__Task to complete__:
Transcribe the records that follow, keeping every word as it stands.

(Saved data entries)
□ □ □ □ □ □ □
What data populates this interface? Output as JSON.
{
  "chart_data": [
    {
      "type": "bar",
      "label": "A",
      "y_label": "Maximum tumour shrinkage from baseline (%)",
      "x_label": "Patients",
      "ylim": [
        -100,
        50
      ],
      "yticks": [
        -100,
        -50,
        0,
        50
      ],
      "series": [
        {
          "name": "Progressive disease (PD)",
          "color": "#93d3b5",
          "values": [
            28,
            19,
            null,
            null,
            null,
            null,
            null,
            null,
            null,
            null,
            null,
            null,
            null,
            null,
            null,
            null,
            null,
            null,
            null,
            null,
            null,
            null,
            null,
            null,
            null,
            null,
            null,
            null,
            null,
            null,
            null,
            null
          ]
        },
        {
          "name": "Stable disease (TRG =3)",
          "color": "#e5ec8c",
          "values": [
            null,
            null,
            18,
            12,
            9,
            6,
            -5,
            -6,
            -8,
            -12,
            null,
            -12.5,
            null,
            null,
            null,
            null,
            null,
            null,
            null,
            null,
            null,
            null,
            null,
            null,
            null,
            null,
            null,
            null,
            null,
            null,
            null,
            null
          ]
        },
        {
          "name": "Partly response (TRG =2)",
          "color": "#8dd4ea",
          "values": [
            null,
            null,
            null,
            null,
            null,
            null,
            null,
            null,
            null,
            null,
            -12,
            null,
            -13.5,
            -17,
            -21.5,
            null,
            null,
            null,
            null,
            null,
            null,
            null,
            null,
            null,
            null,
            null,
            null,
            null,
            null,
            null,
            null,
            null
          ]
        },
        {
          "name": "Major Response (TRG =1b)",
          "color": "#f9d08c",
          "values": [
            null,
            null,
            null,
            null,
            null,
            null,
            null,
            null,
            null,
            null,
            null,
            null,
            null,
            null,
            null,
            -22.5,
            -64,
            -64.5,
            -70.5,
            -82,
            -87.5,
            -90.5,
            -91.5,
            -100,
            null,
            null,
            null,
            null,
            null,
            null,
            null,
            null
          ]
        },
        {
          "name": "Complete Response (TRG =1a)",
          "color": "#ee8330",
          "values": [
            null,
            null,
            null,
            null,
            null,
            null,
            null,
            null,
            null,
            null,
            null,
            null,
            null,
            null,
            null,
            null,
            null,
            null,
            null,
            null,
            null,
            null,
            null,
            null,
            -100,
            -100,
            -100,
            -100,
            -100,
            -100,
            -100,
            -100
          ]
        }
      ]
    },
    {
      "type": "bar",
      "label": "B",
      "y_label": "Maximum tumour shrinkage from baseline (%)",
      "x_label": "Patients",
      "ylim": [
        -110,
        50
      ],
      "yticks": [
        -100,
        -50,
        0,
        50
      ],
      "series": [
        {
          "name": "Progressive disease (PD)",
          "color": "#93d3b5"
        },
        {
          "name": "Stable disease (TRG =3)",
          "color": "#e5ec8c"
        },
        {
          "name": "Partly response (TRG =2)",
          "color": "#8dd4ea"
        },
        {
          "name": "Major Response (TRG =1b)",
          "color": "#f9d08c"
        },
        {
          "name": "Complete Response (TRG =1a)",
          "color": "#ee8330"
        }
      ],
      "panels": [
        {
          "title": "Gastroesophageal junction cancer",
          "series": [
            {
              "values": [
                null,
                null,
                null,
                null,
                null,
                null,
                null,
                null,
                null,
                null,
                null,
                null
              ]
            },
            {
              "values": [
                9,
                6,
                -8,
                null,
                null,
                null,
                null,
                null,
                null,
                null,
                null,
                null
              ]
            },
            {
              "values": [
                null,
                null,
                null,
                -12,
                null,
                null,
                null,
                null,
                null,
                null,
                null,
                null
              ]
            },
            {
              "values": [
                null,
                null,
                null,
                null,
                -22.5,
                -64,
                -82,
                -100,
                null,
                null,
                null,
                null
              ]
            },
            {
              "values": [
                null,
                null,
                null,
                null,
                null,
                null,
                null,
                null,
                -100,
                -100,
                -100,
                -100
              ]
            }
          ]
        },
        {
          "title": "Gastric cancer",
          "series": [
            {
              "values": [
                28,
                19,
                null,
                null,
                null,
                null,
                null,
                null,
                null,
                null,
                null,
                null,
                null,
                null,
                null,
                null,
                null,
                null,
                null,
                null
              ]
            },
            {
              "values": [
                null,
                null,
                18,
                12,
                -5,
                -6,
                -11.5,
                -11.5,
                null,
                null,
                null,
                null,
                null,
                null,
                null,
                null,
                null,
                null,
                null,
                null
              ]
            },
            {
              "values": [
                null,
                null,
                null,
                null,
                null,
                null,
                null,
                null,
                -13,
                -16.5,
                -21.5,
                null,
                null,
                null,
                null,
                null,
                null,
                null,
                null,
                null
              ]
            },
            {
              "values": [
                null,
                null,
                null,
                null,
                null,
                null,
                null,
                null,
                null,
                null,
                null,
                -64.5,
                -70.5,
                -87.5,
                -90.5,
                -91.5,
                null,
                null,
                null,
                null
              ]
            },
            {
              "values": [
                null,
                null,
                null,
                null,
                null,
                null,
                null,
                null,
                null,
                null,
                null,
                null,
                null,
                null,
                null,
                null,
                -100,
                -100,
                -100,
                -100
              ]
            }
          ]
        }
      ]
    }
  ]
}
□ □ □ □ □ □ □
__Final answer__:
What data populates this interface? Output as JSON.
{
  "chart_data": [
    {
      "type": "bar",
      "label": "A",
      "y_label": "Maximum tumour shrinkage from baseline (%)",
      "x_label": "Patients",
      "ylim": [
        -100,
        50
      ],
      "yticks": [
        -100,
        -50,
        0,
        50
      ],
      "series": [
        {
          "name": "Progressive disease (PD)",
          "color": "#93d3b5",
          "values": [
            28,
            19,
            null,
            null,
            null,
            null,
            null,
            null,
            null,
            null,
            null,
            null,
            null,
            null,
            null,
            null,
            null,
            null,
            null,
            null,
            null,
            null,
            null,
            null,
            null,
            null,
            null,
            null,
            null,
            null,
            null,
            null
          ]
        },
        {
          "name": "Stable disease (TRG =3)",
          "color": "#e5ec8c",
          "values": [
            null,
            null,
            18,
            12,
            9,
            6,
            -5,
            -6,
            -8,
            -12,
            null,
            -12.5,
            null,
            null,
            null,
            null,
            null,
            null,
            null,
            null,
            null,
            null,
            null,
            null,
            null,
            null,
            null,
            null,
            null,
            null,
            null,
            null
          ]
        },
        {
          "name": "Partly response (TRG =2)",
          "color": "#8dd4ea",
          "values": [
            null,
            null,
            null,
            null,
            null,
            null,
            null,
            null,
            null,
            null,
            -12,
            null,
            -13.5,
            -17,
            -21.5,
            null,
            null,
            null,
            null,
            null,
            null,
            null,
            null,
            null,
            null,
            null,
            null,
            null,
            null,
            null,
            null,
            null
          ]
        },
        {
          "name": "Major Response (TRG =1b)",
          "color": "#f9d08c",
          "values": [
            null,
            null,
            null,
            null,
            null,
            null,
            null,
            null,
            null,
            null,
            null,
            null,
            null,
            null,
            null,
            -22.5,
            -64,
            -64.5,
            -70.5,
            -82,
            -87.5,
            -90.5,
            -91.5,
            -100,
            null,
            null,
            null,
            null,
            null,
            null,
            null,
            null
          ]
        },
        {
          "name": "Complete Response (TRG =1a)",
          "color": "#ee8330",
          "values": [
            null,
            null,
            null,
            null,
            null,
            null,
            null,
            null,
            null,
            null,
            null,
            null,
            null,
            null,
            null,
            null,
            null,
            null,
            null,
            null,
            null,
            null,
            null,
            null,
            -100,
            -100,
            -100,
            -100,
            -100,
            -100,
            -100,
            -100
          ]
        }
      ]
    },
    {
      "type": "bar",
      "label": "B",
      "y_label": "Maximum tumour shrinkage from baseline (%)",
      "x_label": "Patients",
      "ylim": [
        -110,
        50
      ],
      "yticks": [
        -100,
        -50,
        0,
        50
      ],
      "series": [
        {
          "name": "Progressive disease (PD)",
          "color": "#93d3b5"
        },
        {
          "name": "Stable disease (TRG =3)",
          "color": "#e5ec8c"
        },
        {
          "name": "Partly response (TRG =2)",
          "color": "#8dd4ea"
        },
        {
          "name": "Major Response (TRG =1b)",
          "color": "#f9d08c"
        },
        {
          "name": "Complete Response (TRG =1a)",
          "color": "#ee8330"
        }
      ],
      "panels": [
        {
          "title": "Gastroesophageal junction cancer",
          "series": [
            {
              "values": [
                null,
                null,
                null,
                null,
                null,
                null,
                null,
                null,
                null,
                null,
                null,
                null
              ]
            },
            {
              "values": [
                9,
                6,
                -8,
                null,
                null,
                null,
                null,
                null,
                null,
                null,
                null,
                null
              ]
            },
            {
              "values": [
                null,
                null,
                null,
                -12,
                null,
                null,
                null,
                null,
                null,
                null,
                null,
                null
              ]
            },
            {
              "values": [
                null,
                null,
                null,
                null,
                -22.5,
                -64,
                -82,
                -100,
                null,
                null,
                null,
                null
              ]
            },
            {
              "values": [
                null,
                null,
                null,
                null,
                null,
                null,
                null,
                null,
                -100,
                -100,
                -100,
                -100
              ]
            }
          ]
        },
        {
          "title": "Gastric cancer",
          "series": [
            {
              "values": [
                28,
                19,
                null,
                null,
                null,
                null,
                null,
                null,
                null,
                null,
                null,
                null,
                null,
                null,
                null,
                null,
                null,
                null,
                null,
                null
              ]
            },
            {
              "values": [
                null,
                null,
                18,
                12,
                -5,
                -6,
                -11.5,
                -11.5,
                null,
                null,
                null,
                null,
                null,
                null,
                null,
                null,
                null,
                null,
                null,
                null
              ]
            },
            {
              "values": [
                null,
                null,
                null,
                null,
                null,
                null,
                null,
                null,
                -13,
                -16.5,
                -21.5,
                null,
                null,
                null,
                null,
                null,
                null,
                null,
                null,
                null
              ]
            },
            {
              "values": [
                null,
                null,
                null,
                null,
                null,
                null,
                null,
                null,
                null,
                null,
                null,
                -64.5,
                -70.5,
                -87.5,
                -90.5,
                -91.5,
                null,
                null,
                null,
                null
              ]
            },
            {
              "values": [
                null,
                null,
                null,
                null,
                null,
                null,
                null,
                null,
                null,
                null,
                null,
                null,
                null,
                null,
                null,
                null,
                -100,
                -100,
                -100,
                -100
              ]
            }
          ]
        }
      ]
    }
  ]
}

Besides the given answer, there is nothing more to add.